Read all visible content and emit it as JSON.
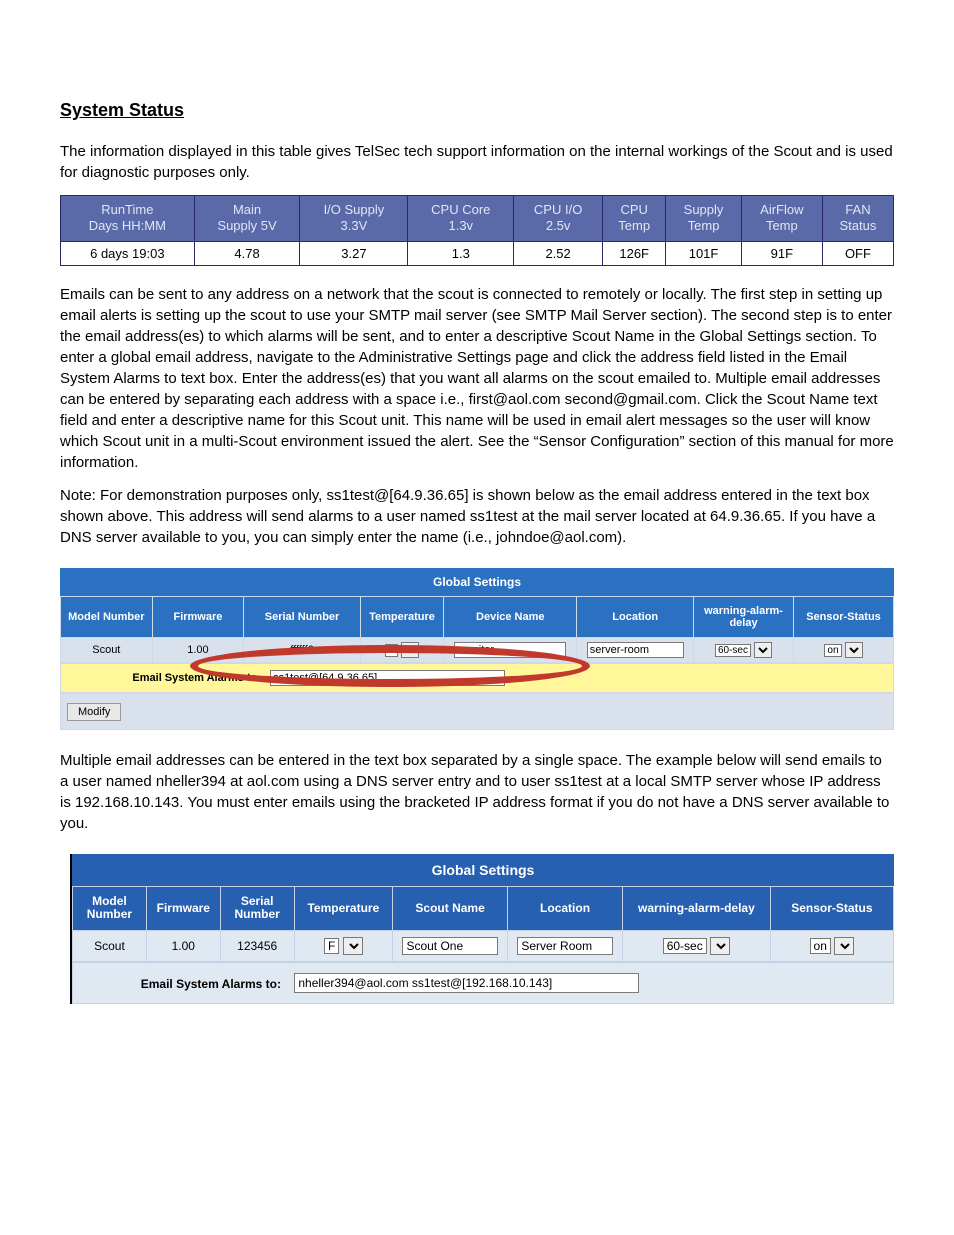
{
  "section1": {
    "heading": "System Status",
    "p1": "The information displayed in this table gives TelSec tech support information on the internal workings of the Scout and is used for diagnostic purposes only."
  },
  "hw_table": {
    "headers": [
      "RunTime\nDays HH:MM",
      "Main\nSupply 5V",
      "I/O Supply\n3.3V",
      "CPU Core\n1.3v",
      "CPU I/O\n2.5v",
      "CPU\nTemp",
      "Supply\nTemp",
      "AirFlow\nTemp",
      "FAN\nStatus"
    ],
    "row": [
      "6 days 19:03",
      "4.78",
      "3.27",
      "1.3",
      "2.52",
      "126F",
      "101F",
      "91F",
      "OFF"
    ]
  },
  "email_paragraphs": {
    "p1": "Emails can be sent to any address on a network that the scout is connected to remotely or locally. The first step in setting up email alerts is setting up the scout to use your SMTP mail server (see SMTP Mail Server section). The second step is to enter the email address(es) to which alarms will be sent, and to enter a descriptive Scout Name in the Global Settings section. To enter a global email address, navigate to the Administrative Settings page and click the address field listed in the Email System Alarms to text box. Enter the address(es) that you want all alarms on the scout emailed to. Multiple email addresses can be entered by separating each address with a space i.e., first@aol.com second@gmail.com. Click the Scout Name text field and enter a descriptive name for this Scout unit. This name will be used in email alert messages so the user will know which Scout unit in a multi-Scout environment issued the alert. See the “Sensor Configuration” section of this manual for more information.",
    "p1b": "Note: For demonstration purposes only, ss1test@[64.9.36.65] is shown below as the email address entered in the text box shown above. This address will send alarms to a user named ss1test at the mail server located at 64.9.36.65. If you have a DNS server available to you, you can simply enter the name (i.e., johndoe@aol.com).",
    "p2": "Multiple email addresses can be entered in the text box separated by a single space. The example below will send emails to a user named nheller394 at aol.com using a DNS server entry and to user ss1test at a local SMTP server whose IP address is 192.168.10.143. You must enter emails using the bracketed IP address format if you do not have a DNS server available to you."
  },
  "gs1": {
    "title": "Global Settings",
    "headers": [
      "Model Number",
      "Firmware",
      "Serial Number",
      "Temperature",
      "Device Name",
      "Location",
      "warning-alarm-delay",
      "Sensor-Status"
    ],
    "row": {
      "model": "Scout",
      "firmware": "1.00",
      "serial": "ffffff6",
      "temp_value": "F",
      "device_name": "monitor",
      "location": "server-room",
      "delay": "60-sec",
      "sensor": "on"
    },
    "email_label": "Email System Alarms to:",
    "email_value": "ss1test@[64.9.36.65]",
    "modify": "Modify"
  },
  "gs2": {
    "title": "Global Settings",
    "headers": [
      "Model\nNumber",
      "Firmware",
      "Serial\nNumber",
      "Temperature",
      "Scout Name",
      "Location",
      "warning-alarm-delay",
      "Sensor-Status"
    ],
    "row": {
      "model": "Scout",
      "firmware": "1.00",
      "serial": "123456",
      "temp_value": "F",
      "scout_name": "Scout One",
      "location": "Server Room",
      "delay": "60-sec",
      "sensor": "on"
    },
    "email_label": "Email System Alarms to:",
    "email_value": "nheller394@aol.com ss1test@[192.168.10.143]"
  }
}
========================
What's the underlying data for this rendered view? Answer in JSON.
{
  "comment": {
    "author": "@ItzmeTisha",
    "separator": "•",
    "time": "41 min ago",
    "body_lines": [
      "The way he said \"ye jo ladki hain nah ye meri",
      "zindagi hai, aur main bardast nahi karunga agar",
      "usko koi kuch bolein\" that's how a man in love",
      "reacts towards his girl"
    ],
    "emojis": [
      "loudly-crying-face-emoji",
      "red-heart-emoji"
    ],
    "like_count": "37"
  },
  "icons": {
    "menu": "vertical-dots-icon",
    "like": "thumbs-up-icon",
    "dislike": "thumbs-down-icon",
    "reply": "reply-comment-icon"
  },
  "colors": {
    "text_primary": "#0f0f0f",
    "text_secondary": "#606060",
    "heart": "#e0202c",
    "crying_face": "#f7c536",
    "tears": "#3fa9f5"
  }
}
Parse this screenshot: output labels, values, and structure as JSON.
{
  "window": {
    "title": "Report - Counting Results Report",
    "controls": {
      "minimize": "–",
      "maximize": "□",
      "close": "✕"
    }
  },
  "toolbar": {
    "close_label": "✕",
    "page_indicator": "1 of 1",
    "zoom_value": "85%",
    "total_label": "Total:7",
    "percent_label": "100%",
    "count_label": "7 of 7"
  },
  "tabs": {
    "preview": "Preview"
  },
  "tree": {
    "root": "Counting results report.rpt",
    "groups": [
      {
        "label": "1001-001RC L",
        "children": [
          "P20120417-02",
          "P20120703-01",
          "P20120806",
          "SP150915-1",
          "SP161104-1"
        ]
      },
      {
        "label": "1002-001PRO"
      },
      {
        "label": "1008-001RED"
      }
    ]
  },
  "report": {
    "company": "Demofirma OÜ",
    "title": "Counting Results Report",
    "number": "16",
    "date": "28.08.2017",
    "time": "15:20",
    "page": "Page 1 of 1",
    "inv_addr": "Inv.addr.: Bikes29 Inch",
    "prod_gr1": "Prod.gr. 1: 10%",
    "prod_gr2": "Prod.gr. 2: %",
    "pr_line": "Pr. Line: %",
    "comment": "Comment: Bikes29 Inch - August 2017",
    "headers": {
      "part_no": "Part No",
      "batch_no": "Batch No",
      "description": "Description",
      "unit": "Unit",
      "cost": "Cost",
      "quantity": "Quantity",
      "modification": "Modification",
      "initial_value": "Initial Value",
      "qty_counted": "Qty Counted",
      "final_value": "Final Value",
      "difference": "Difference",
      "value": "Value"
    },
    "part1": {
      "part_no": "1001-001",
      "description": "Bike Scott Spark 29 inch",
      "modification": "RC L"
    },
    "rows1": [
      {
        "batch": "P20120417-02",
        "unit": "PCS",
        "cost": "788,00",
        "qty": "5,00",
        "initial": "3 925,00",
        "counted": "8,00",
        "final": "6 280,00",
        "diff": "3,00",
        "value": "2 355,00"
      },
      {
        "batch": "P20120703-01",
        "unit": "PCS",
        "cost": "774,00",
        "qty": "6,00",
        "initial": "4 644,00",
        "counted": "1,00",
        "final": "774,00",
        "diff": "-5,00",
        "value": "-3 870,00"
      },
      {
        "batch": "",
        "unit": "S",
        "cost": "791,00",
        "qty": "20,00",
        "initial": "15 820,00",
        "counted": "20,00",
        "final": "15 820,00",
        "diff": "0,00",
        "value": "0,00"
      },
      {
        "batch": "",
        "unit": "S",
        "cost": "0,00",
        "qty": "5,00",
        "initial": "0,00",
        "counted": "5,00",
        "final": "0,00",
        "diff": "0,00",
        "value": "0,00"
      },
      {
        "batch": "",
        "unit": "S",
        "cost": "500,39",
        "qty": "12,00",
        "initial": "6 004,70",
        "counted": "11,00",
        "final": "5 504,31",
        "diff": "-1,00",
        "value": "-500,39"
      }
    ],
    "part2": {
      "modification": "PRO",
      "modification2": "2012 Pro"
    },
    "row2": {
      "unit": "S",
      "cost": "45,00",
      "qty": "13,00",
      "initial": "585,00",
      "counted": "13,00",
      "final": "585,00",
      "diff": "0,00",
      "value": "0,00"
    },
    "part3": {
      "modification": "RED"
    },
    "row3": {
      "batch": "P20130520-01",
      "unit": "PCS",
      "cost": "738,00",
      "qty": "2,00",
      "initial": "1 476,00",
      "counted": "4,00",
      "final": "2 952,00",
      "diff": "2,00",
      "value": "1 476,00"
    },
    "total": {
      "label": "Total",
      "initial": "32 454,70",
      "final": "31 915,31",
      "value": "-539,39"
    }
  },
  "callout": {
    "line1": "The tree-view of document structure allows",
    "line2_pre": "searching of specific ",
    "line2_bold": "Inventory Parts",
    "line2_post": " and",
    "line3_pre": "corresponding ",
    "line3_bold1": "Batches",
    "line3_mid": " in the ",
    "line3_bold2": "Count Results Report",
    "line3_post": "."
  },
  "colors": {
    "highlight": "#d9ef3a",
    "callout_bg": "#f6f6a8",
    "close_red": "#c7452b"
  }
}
========================
• **PROBLEM DESCRIPTION**:
Of all the lines in the listing above, how many contain the word "nTemp"? Answer with the number alone.

• **EXERCISE ANSWER**:
3